"""

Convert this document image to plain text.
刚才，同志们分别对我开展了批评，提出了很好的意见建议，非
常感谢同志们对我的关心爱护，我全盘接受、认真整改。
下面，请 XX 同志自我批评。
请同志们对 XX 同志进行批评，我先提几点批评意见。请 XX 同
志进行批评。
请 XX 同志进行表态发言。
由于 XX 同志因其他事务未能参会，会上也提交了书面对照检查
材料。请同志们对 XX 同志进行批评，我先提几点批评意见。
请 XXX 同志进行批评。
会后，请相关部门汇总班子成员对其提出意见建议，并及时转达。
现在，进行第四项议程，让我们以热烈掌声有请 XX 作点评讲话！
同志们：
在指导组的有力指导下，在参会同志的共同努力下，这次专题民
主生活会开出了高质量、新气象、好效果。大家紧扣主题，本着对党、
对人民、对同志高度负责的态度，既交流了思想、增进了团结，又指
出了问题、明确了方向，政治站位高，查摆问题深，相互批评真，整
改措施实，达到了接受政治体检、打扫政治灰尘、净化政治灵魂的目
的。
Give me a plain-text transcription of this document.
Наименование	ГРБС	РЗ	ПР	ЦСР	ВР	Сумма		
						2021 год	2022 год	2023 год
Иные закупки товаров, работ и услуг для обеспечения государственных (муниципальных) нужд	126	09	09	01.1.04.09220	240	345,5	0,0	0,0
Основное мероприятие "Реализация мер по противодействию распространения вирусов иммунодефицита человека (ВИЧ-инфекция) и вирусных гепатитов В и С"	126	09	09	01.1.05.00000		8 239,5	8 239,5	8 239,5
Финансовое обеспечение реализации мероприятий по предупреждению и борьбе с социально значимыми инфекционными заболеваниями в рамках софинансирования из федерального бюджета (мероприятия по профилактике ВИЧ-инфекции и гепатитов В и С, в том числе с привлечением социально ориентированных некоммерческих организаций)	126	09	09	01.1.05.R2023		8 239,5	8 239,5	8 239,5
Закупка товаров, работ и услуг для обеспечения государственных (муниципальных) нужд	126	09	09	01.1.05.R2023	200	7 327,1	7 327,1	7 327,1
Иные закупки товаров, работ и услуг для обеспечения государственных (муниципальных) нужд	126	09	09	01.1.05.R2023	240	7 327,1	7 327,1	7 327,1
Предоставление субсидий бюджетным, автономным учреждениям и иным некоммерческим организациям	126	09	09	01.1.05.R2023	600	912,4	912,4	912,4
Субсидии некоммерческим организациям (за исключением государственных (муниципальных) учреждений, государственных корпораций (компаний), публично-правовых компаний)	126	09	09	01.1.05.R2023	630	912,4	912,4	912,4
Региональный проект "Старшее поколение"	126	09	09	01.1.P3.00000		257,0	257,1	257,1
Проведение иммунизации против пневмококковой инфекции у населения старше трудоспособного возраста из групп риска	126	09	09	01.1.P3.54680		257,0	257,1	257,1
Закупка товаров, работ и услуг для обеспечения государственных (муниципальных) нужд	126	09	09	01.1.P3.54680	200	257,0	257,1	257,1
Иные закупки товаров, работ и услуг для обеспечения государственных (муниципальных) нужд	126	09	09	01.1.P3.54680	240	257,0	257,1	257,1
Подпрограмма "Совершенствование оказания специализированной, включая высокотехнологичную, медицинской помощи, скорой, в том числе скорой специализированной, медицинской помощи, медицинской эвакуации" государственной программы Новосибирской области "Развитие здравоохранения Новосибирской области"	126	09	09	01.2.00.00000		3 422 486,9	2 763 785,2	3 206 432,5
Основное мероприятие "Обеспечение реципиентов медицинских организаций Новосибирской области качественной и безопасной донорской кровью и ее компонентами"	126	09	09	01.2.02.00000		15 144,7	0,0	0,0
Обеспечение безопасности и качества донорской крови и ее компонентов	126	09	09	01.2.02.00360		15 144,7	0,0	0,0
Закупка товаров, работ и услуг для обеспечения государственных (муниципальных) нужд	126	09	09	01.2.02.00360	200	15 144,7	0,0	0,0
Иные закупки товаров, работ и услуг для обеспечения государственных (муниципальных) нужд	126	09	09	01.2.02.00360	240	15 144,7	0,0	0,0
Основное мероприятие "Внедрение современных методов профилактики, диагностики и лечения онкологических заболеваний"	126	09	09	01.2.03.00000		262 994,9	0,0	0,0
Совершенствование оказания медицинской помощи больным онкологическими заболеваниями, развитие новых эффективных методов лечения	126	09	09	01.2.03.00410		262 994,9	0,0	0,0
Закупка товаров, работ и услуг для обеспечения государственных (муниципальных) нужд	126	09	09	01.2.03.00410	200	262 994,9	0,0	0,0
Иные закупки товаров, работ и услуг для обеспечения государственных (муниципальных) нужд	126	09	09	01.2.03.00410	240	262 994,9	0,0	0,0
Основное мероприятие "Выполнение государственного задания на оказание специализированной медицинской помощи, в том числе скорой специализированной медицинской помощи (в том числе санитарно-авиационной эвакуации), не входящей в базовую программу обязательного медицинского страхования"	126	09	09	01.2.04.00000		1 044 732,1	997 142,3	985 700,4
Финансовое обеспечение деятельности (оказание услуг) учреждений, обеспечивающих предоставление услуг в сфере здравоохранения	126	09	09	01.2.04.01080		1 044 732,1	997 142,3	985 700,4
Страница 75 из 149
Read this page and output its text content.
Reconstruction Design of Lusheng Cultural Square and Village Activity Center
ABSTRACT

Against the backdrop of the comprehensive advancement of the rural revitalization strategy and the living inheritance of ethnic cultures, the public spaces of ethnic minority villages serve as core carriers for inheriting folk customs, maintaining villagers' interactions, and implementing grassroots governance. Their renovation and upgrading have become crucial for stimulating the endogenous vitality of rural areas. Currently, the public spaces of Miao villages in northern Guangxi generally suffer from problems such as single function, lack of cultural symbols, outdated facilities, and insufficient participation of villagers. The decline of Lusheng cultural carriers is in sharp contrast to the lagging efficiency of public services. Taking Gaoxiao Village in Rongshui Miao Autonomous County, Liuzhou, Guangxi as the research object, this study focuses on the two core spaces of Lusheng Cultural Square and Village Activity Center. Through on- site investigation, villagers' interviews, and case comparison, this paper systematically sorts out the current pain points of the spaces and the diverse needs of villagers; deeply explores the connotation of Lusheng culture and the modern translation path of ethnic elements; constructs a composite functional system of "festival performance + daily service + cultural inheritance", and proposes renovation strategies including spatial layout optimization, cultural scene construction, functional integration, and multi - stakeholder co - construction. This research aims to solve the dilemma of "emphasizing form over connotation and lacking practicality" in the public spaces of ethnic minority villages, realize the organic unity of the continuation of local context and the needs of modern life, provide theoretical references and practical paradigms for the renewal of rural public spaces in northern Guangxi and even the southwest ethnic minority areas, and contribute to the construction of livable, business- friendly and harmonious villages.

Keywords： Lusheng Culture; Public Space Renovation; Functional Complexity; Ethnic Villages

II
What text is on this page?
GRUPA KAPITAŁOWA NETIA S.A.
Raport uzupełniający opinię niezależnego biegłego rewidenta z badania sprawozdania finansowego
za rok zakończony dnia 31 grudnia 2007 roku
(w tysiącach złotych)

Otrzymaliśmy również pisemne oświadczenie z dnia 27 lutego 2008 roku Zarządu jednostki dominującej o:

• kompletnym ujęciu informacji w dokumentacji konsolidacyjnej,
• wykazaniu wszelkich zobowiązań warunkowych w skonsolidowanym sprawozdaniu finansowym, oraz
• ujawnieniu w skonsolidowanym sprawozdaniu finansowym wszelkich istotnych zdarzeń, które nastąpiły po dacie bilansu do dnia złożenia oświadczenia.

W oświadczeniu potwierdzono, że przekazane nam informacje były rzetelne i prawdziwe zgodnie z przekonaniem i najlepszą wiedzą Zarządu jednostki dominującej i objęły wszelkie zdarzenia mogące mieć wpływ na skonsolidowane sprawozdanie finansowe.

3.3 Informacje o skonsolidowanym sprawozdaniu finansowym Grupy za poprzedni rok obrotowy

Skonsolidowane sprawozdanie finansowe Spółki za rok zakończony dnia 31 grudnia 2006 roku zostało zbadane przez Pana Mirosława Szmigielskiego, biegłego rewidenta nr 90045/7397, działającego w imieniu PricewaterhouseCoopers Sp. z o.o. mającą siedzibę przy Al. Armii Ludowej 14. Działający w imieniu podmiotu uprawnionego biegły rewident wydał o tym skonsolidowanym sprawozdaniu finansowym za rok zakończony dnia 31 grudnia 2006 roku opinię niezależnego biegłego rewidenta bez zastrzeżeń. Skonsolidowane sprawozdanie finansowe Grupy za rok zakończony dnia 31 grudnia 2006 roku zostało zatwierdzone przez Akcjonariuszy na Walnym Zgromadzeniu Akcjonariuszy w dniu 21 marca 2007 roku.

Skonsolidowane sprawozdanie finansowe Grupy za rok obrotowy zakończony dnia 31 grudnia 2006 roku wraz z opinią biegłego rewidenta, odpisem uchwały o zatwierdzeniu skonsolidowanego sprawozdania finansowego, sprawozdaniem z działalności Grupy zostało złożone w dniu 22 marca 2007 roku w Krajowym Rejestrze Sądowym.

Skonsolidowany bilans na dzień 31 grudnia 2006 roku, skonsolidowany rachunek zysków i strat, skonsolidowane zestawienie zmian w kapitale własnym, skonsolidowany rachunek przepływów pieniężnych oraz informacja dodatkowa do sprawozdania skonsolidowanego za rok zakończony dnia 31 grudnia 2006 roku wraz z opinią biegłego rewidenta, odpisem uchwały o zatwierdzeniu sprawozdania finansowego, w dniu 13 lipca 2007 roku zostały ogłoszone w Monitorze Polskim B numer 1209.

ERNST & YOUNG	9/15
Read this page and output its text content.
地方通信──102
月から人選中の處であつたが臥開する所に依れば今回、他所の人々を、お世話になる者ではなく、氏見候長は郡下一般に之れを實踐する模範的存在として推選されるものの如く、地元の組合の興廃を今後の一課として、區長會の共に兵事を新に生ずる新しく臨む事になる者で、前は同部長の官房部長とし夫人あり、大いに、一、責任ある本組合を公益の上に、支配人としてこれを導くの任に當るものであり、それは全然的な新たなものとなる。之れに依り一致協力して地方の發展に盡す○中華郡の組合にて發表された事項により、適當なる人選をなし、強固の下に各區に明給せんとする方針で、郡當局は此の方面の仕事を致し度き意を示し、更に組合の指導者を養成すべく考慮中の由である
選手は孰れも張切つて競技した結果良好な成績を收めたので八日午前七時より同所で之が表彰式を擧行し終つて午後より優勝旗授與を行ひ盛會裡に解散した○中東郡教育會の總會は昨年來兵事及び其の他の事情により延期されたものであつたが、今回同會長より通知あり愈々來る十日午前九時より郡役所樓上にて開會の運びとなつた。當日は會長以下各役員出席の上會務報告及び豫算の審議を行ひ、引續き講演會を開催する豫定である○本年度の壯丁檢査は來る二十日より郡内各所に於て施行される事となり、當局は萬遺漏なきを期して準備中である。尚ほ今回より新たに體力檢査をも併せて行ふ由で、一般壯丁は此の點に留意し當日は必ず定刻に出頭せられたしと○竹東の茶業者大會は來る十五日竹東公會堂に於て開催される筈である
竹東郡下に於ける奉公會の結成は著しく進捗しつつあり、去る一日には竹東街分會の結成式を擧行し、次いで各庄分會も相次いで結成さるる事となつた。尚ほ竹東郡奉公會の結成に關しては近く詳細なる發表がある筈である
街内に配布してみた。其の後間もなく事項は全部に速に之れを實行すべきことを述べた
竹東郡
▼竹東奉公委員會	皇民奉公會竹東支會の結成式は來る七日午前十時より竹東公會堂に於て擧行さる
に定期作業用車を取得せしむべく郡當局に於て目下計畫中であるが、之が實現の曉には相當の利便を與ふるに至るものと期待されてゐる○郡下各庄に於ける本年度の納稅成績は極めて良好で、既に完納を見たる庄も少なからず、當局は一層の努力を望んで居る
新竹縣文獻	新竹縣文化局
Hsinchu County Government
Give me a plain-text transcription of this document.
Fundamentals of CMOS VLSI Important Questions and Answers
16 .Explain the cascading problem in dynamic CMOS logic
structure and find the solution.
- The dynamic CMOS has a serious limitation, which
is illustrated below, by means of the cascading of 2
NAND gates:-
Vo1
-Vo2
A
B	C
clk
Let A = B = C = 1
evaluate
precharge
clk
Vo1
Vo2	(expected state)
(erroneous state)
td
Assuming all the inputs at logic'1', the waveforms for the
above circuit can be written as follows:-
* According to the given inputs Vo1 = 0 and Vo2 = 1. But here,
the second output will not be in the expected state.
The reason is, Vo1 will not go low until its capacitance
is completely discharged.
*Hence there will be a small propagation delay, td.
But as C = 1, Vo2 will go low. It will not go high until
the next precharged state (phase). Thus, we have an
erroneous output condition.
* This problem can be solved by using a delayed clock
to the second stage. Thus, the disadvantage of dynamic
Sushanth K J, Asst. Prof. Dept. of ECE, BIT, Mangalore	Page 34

"""

Check each line of the records for the word "лечения", and show the lines that contain it.

Основное мероприятие "Внедрение современных методов профилактики, диагностики и лечения онкологических заболеваний"	126	09	09	01.2.03.00000		262 994,9	0,0	0,0
Совершенствование оказания медицинской помощи больным онкологическими заболеваниями, развитие новых эффективных методов лечения	126	09	09	01.2.03.00410		262 994,9	0,0	0,0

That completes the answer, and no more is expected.